Stated problem:
Go through the records and show each line where the word "JSON" occurs.

════

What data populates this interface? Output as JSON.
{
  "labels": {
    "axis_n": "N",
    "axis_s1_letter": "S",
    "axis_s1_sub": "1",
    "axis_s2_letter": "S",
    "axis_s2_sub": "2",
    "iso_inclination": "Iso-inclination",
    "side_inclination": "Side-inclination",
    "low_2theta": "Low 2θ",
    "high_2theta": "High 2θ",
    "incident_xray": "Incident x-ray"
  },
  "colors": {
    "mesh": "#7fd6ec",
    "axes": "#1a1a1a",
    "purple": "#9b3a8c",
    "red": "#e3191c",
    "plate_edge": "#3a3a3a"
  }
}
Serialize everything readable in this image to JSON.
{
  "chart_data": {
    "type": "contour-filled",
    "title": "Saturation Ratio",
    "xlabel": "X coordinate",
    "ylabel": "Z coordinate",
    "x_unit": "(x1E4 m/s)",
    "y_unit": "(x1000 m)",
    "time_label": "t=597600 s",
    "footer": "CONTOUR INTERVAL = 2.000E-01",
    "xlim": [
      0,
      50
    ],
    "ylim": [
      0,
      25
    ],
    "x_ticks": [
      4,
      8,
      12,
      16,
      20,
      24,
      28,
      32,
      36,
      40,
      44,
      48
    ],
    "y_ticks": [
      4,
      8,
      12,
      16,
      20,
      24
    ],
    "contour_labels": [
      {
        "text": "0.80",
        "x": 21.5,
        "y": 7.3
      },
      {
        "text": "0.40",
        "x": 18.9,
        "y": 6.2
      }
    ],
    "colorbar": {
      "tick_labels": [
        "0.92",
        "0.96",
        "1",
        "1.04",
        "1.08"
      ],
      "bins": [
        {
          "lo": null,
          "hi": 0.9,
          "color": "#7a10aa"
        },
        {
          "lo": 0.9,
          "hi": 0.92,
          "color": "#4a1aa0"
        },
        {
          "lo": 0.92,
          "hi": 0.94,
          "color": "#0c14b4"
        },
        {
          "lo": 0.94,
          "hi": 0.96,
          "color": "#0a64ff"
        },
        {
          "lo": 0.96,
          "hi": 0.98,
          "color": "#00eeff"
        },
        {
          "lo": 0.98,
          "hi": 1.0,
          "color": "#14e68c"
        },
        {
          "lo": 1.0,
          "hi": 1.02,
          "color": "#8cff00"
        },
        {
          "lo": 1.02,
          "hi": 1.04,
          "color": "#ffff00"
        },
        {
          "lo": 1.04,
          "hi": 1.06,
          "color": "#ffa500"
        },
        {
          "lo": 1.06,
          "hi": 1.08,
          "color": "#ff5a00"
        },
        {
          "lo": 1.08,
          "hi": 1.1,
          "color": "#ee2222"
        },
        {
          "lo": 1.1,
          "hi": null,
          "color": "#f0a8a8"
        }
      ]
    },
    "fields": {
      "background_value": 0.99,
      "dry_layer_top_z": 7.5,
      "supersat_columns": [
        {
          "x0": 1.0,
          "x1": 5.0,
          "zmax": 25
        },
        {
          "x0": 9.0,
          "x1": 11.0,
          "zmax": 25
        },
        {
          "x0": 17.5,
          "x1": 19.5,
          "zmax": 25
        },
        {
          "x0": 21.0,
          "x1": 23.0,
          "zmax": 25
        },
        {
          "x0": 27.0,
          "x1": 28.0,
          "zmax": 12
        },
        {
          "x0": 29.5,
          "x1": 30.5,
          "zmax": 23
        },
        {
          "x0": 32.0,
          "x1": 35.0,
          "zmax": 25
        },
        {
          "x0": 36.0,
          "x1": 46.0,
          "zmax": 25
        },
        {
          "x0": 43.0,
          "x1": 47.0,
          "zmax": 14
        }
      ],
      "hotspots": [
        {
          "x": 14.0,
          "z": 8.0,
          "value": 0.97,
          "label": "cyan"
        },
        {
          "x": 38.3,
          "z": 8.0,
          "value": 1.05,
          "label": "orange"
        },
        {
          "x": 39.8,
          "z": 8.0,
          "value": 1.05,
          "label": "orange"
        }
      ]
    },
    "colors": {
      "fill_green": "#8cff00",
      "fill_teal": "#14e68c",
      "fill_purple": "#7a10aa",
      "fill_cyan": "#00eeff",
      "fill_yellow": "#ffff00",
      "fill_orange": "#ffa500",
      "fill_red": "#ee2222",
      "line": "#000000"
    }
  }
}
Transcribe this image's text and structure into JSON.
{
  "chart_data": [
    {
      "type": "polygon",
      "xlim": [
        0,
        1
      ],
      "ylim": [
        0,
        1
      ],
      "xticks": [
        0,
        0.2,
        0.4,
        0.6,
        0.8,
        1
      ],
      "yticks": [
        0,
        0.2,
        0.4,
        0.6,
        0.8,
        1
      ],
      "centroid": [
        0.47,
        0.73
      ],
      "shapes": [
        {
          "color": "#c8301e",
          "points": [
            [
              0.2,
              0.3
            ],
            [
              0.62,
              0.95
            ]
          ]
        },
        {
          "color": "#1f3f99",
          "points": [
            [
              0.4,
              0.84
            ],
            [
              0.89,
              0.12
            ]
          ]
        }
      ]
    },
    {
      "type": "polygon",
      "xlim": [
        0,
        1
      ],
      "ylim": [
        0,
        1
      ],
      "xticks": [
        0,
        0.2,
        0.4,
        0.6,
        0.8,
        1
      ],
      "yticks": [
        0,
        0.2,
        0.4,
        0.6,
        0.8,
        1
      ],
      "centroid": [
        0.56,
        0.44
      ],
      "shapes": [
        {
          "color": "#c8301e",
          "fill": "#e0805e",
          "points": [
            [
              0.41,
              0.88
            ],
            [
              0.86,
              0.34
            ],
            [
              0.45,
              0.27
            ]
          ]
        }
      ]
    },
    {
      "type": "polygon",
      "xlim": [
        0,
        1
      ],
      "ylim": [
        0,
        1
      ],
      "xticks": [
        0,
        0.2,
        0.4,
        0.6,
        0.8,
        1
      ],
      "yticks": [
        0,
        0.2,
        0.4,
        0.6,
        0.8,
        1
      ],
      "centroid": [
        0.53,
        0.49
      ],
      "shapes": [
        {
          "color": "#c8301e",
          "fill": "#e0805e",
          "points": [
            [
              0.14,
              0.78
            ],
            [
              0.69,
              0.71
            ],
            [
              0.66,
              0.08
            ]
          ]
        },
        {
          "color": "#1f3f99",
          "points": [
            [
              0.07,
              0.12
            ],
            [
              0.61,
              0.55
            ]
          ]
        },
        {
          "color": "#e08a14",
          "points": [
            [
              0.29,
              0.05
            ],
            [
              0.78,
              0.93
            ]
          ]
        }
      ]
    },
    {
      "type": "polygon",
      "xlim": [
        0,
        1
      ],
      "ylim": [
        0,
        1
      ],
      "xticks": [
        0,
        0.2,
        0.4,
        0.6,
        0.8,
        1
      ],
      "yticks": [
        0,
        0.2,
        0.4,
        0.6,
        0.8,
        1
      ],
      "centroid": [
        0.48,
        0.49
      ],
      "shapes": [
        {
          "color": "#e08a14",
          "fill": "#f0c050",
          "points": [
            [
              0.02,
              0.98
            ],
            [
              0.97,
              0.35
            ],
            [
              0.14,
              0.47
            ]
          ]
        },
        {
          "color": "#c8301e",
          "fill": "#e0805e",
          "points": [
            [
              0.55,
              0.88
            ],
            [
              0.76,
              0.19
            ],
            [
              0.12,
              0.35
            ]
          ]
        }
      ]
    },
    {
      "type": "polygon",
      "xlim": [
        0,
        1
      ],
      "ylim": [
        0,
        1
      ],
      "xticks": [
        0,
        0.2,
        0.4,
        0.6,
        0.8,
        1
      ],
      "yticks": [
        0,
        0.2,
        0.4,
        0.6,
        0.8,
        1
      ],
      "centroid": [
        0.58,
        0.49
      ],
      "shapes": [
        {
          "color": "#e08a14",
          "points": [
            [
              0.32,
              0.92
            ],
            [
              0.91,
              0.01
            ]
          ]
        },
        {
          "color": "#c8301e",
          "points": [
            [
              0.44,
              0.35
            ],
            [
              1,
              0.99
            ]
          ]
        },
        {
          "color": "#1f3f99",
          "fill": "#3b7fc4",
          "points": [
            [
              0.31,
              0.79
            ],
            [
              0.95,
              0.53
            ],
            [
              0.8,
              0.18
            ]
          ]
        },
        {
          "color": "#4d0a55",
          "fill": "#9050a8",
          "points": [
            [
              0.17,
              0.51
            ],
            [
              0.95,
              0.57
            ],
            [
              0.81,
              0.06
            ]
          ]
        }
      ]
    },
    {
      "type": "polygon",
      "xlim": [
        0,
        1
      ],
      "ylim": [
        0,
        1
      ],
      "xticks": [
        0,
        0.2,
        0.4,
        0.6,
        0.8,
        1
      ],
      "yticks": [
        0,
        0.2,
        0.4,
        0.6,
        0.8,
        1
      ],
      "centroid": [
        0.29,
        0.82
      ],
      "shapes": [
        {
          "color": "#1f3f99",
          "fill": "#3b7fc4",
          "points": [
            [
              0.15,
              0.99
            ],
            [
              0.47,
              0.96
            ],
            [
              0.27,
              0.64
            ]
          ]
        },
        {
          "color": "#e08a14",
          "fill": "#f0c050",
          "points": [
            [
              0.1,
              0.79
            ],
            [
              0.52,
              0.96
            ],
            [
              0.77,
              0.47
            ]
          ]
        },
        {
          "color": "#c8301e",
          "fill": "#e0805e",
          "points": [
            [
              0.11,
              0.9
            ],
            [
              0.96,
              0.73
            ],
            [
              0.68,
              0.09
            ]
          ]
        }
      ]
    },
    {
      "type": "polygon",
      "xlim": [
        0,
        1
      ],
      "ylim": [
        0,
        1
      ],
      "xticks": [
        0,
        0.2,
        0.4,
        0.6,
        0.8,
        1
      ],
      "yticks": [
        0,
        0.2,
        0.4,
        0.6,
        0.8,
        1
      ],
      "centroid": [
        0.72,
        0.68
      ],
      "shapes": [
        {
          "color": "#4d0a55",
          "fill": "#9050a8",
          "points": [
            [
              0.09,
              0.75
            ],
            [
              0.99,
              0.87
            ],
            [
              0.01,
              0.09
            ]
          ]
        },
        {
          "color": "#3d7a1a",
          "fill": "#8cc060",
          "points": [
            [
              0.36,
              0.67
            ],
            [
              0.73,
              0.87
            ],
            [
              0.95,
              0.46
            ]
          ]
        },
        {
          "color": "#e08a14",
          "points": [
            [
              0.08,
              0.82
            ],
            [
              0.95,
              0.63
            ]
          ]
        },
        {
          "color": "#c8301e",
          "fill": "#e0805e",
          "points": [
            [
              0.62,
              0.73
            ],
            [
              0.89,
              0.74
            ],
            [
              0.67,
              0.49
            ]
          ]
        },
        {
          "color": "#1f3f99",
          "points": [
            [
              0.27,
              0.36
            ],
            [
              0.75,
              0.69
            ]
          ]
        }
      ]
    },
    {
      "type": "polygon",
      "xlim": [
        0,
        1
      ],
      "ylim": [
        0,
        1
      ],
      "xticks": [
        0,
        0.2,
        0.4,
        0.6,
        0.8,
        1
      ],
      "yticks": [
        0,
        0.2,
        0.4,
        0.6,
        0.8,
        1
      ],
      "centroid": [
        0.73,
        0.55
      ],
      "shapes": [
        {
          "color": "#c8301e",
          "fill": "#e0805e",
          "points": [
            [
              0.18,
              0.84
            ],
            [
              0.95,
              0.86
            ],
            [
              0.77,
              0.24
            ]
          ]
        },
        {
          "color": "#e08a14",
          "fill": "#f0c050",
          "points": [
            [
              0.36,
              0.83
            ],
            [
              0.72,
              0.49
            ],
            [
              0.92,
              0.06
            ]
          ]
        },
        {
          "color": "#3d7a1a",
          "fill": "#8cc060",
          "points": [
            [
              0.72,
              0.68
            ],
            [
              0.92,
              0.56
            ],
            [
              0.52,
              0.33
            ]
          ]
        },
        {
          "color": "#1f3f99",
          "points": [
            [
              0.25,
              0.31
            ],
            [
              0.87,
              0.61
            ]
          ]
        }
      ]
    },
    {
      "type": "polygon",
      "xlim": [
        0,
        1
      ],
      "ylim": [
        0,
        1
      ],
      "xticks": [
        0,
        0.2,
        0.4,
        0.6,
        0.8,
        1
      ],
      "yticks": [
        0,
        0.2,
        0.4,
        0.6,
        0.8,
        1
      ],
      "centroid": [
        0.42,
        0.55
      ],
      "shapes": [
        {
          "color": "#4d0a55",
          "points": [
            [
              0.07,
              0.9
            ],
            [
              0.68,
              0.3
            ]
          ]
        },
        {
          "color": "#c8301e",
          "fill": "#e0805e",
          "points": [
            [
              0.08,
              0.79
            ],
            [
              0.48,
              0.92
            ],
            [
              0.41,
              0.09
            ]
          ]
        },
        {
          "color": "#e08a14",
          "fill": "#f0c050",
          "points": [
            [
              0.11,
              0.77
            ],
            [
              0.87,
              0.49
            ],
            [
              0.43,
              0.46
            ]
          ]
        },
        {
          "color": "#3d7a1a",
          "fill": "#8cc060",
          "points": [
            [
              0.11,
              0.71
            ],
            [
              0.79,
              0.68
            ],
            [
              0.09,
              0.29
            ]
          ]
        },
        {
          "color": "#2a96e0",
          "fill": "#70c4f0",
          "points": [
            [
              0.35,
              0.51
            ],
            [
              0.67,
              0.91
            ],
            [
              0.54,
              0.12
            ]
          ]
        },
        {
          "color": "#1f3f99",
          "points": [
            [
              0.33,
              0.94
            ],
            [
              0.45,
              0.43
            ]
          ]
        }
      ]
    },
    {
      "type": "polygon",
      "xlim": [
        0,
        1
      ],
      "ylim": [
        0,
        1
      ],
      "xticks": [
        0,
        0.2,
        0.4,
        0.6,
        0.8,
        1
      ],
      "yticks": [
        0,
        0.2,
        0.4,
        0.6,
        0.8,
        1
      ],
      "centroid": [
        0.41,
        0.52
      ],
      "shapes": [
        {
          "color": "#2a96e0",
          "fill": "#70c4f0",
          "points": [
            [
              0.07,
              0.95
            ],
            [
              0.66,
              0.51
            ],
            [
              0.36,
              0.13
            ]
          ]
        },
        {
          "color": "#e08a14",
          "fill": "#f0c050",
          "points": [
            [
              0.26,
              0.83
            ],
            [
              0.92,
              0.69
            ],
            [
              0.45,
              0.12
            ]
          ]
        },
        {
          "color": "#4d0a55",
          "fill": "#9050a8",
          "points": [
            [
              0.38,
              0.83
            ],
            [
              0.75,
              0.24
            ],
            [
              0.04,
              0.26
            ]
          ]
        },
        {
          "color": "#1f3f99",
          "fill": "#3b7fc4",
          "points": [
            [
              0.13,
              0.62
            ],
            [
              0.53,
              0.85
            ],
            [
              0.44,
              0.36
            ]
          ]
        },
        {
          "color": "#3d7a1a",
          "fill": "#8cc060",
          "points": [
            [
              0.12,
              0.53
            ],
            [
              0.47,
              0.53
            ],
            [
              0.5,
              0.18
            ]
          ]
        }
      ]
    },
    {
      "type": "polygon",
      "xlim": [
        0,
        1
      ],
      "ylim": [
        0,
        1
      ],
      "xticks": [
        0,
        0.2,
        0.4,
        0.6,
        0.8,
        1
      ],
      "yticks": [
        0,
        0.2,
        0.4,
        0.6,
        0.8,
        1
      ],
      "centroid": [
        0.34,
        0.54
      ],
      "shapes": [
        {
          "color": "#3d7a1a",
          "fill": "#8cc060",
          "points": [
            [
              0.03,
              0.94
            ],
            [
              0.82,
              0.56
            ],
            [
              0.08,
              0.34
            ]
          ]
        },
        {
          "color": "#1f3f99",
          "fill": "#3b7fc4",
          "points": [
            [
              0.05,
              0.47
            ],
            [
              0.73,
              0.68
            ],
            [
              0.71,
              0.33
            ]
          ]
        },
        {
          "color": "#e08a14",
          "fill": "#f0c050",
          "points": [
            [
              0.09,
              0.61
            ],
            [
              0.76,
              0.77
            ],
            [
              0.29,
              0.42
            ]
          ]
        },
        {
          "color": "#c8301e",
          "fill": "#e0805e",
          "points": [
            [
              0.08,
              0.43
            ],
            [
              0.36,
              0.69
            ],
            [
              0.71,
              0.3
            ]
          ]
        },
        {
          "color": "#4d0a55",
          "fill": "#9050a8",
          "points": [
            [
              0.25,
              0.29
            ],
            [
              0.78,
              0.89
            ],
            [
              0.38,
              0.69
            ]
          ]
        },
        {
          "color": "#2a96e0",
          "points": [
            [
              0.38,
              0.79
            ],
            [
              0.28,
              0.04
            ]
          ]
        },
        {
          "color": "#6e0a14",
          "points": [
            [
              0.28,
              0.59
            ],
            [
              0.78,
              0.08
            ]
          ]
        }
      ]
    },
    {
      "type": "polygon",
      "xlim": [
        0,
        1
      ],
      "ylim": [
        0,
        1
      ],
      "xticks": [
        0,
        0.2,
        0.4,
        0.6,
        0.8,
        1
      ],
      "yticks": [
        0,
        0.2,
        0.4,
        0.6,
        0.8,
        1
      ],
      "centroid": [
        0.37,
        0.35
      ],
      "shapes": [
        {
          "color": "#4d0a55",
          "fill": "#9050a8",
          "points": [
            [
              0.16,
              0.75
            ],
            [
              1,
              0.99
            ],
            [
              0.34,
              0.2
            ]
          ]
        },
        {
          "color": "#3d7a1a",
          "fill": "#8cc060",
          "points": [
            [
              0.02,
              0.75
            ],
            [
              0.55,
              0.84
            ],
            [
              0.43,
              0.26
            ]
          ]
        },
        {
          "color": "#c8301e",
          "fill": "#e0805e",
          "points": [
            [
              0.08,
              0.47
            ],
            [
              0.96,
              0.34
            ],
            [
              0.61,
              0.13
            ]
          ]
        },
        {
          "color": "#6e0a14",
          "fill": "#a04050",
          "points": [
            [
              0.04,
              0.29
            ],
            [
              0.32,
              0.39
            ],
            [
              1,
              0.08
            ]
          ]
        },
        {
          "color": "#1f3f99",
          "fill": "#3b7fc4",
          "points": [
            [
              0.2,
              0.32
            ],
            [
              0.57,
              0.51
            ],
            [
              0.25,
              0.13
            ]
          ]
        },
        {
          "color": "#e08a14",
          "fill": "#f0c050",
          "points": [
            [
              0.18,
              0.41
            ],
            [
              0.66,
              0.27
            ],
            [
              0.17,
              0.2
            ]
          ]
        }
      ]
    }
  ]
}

════

Final result:
What data populates this interface? Output as JSON.
Serialize everything readable in this image to JSON.
Transcribe this image's text and structure into JSON.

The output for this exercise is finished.